***** GIVEN INFORMATION *****

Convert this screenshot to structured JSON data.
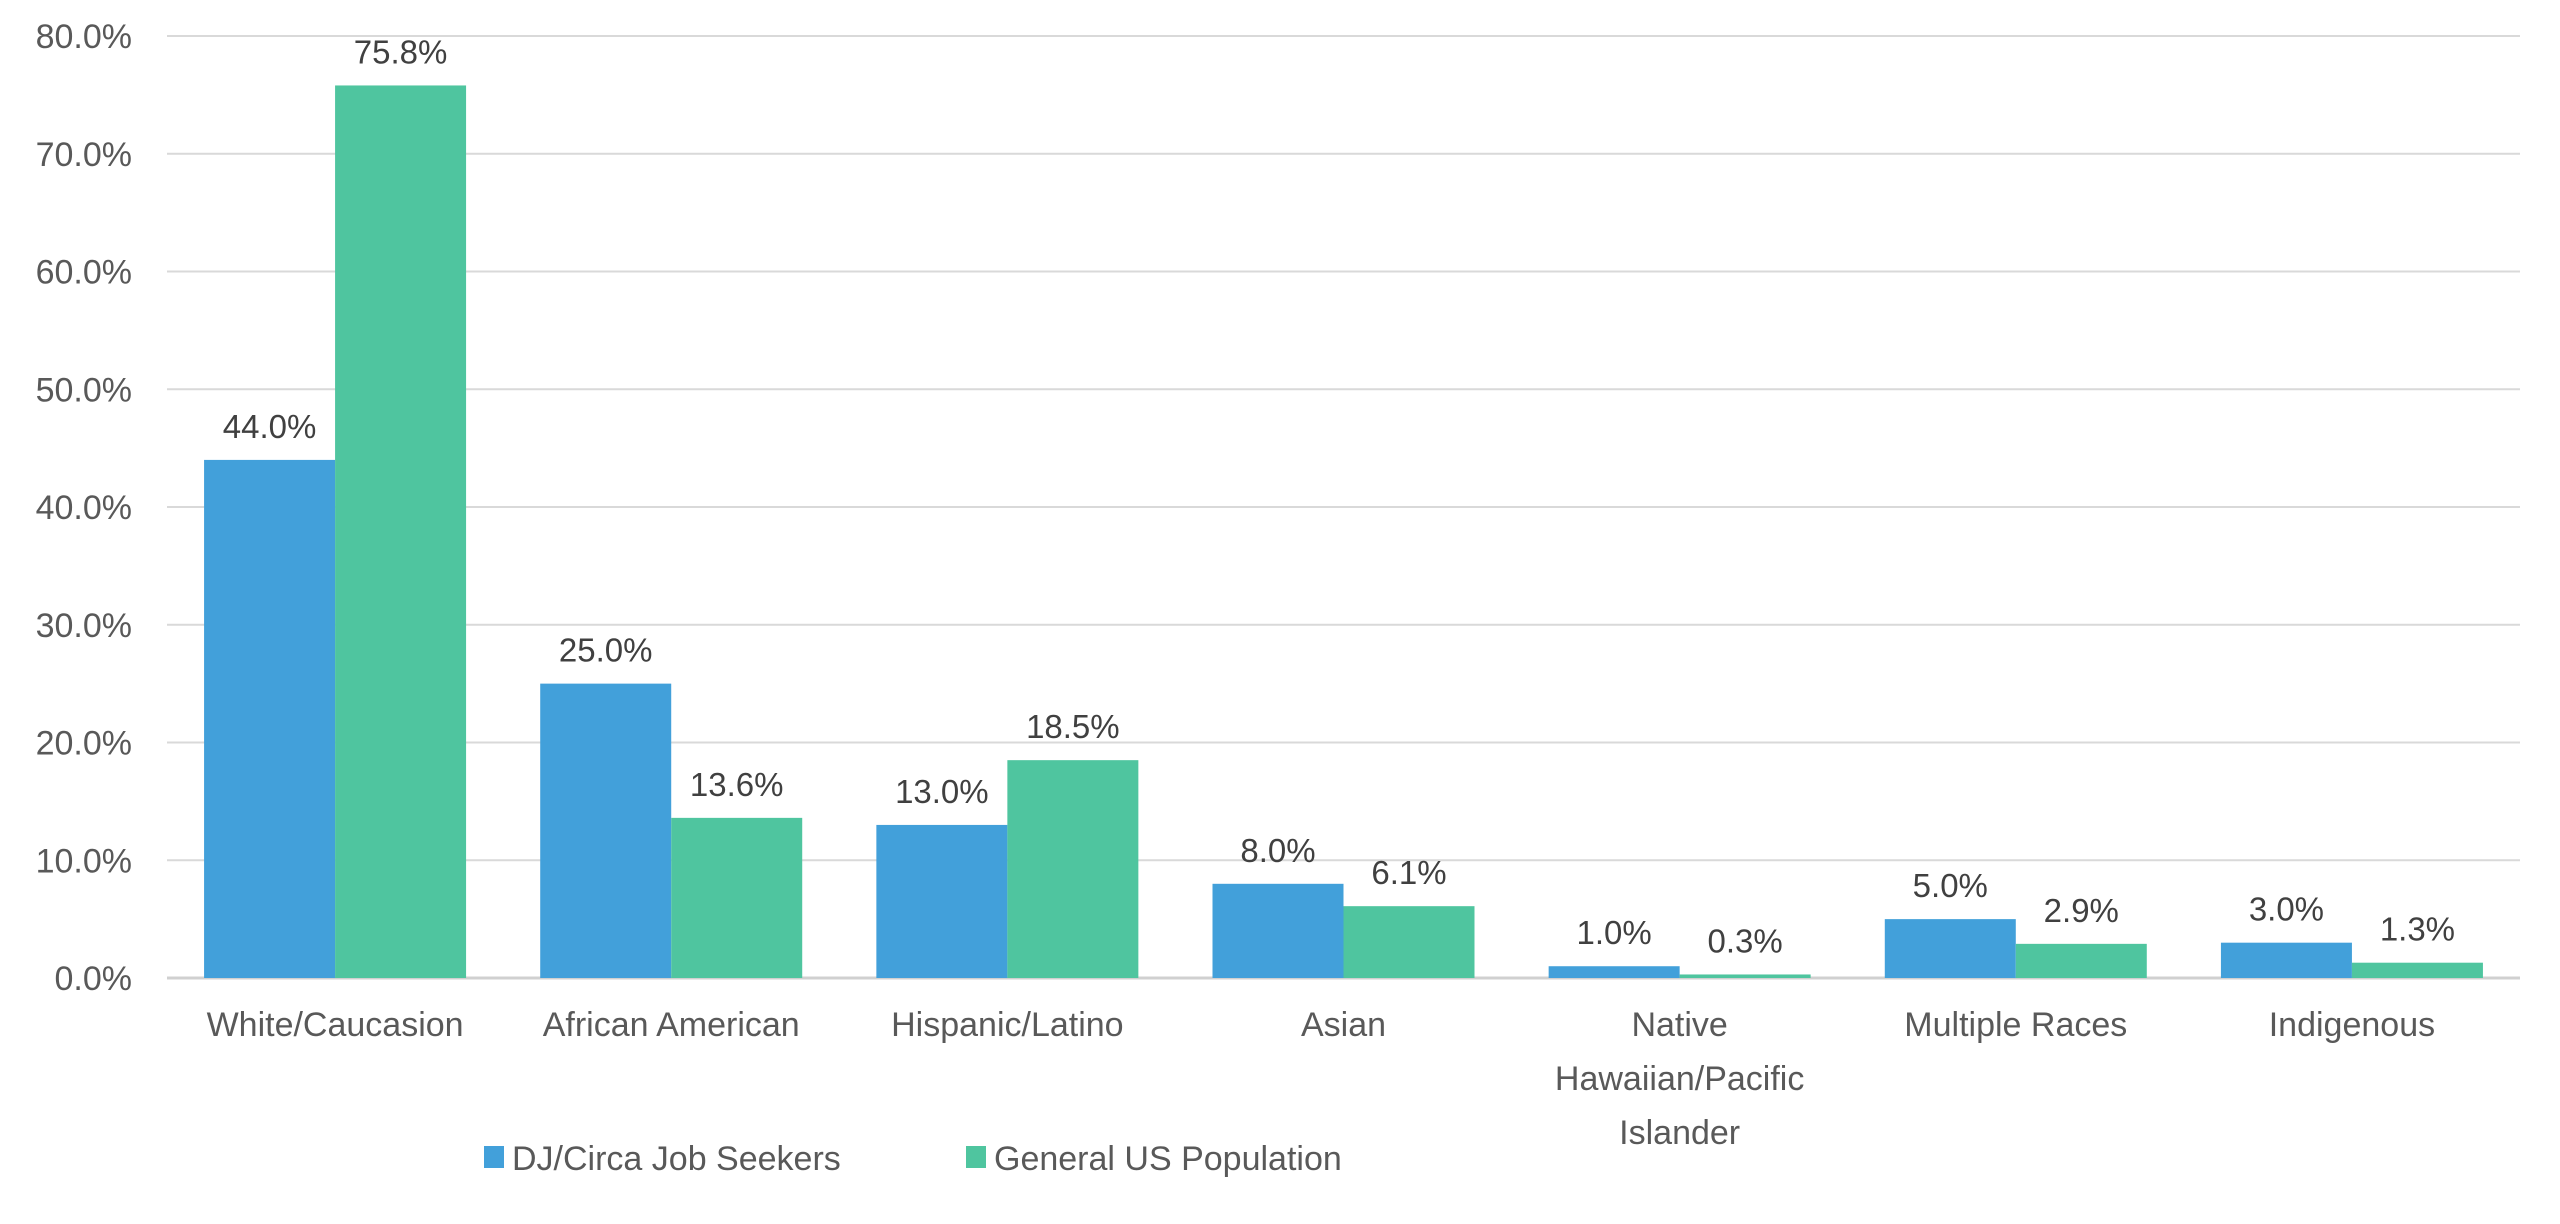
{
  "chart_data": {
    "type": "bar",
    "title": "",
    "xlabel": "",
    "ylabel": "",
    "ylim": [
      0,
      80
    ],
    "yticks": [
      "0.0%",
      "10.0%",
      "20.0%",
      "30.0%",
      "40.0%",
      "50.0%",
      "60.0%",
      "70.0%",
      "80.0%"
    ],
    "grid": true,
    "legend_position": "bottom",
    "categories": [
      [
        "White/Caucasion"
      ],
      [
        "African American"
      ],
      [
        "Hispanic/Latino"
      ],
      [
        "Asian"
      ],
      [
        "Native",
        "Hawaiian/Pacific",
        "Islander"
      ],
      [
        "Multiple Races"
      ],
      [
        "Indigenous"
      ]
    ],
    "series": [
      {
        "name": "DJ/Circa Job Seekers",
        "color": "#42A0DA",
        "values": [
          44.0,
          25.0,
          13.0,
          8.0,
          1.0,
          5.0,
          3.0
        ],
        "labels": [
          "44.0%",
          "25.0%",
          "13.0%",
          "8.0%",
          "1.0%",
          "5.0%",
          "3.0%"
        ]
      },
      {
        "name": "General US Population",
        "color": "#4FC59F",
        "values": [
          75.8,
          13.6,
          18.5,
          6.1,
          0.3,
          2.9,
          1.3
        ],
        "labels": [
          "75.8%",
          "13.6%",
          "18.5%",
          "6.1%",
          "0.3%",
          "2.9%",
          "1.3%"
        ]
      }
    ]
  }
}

*****

TASK PROMPT:
Search the data for the word "name" and copy each line where it appears.

EXPECTED ANSWER:
        "name": "DJ/Circa Job Seekers",
        "name": "General US Population",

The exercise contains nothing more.